**Task directions:** Your task is to transcribe the records exactly, skipping every image.
##### Given entries
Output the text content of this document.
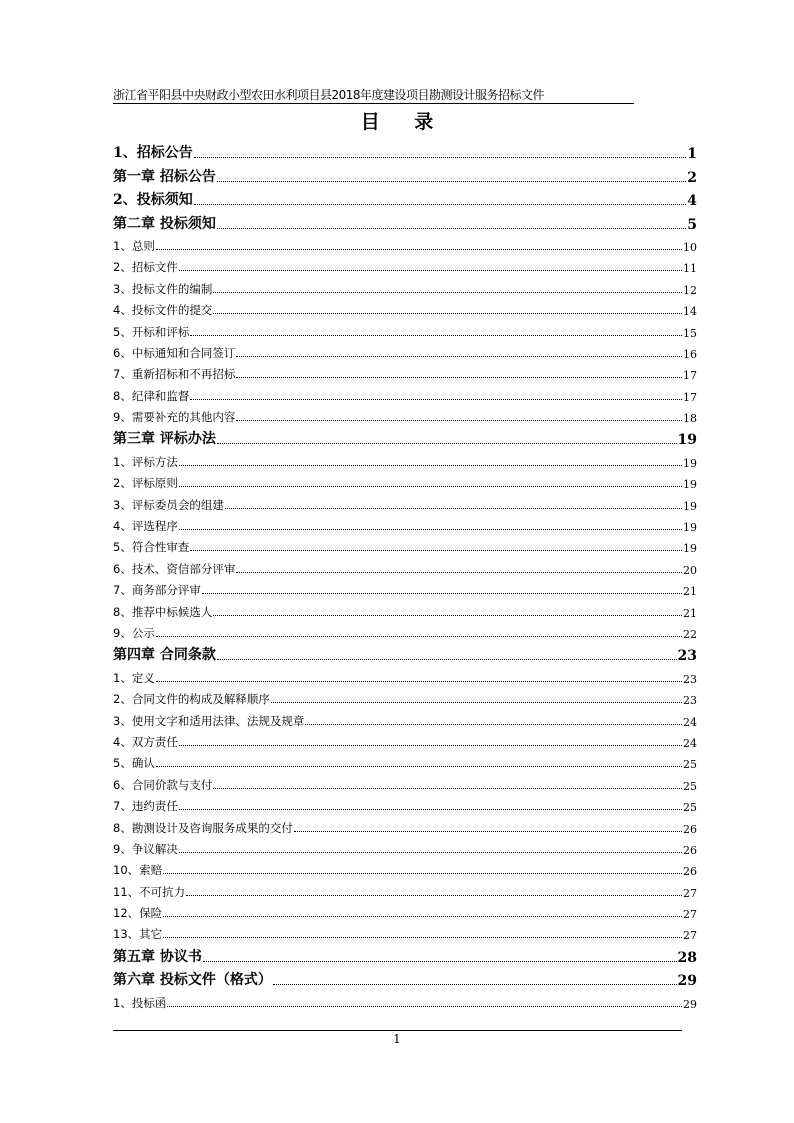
浙江省平阳县中央财政小型农田水利项目县2018年度建设项目勘测设计服务招标文件
目 录
1、招标公告	1
第一章 招标公告	2
2、投标须知	4
第二章 投标须知	5
1、总则	10
2、招标文件	11
3、投标文件的编制	12
4、投标文件的提交	14
5、开标和评标	15
6、中标通知和合同签订	16
7、重新招标和不再招标	17
8、纪律和监督	17
9、需要补充的其他内容	18
第三章 评标办法	19
1、评标方法	19
2、评标原则	19
3、评标委员会的组建	19
4、评选程序	19
5、符合性审查	19
6、技术、资信部分评审	20
7、商务部分评审	21
8、推荐中标候选人	21
9、公示	22
第四章 合同条款	23
1、定义	23
2、合同文件的构成及解释顺序	23
3、使用文字和适用法律、法规及规章	24
4、双方责任	24
5、确认	25
6、合同价款与支付	25
7、违约责任	25
8、勘测设计及咨询服务成果的交付	26
9、争议解决	26
10、索赔	26
11、不可抗力	27
12、保险	27
13、其它	27
第五章 协议书	28
第六章 投标文件（格式）	29
1、投标函	29
1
##########
**Exercise output:**
Output the text content of this document.
浙江省平阳县中央财政小型农田水利项目县2018年度建设项目勘测设计服务招标文件
目 录
1、招标公告	1
第一章 招标公告	2
2、投标须知	4
第二章 投标须知	5
1、总则	10
2、招标文件	11
3、投标文件的编制	12
4、投标文件的提交	14
5、开标和评标	15
6、中标通知和合同签订	16
7、重新招标和不再招标	17
8、纪律和监督	17
9、需要补充的其他内容	18
第三章 评标办法	19
1、评标方法	19
2、评标原则	19
3、评标委员会的组建	19
4、评选程序	19
5、符合性审查	19
6、技术、资信部分评审	20
7、商务部分评审	21
8、推荐中标候选人	21
9、公示	22
第四章 合同条款	23
1、定义	23
2、合同文件的构成及解释顺序	23
3、使用文字和适用法律、法规及规章	24
4、双方责任	24
5、确认	25
6、合同价款与支付	25
7、违约责任	25
8、勘测设计及咨询服务成果的交付	26
9、争议解决	26
10、索赔	26
11、不可抗力	27
12、保险	27
13、其它	27
第五章 协议书	28
第六章 投标文件（格式）	29
1、投标函	29
1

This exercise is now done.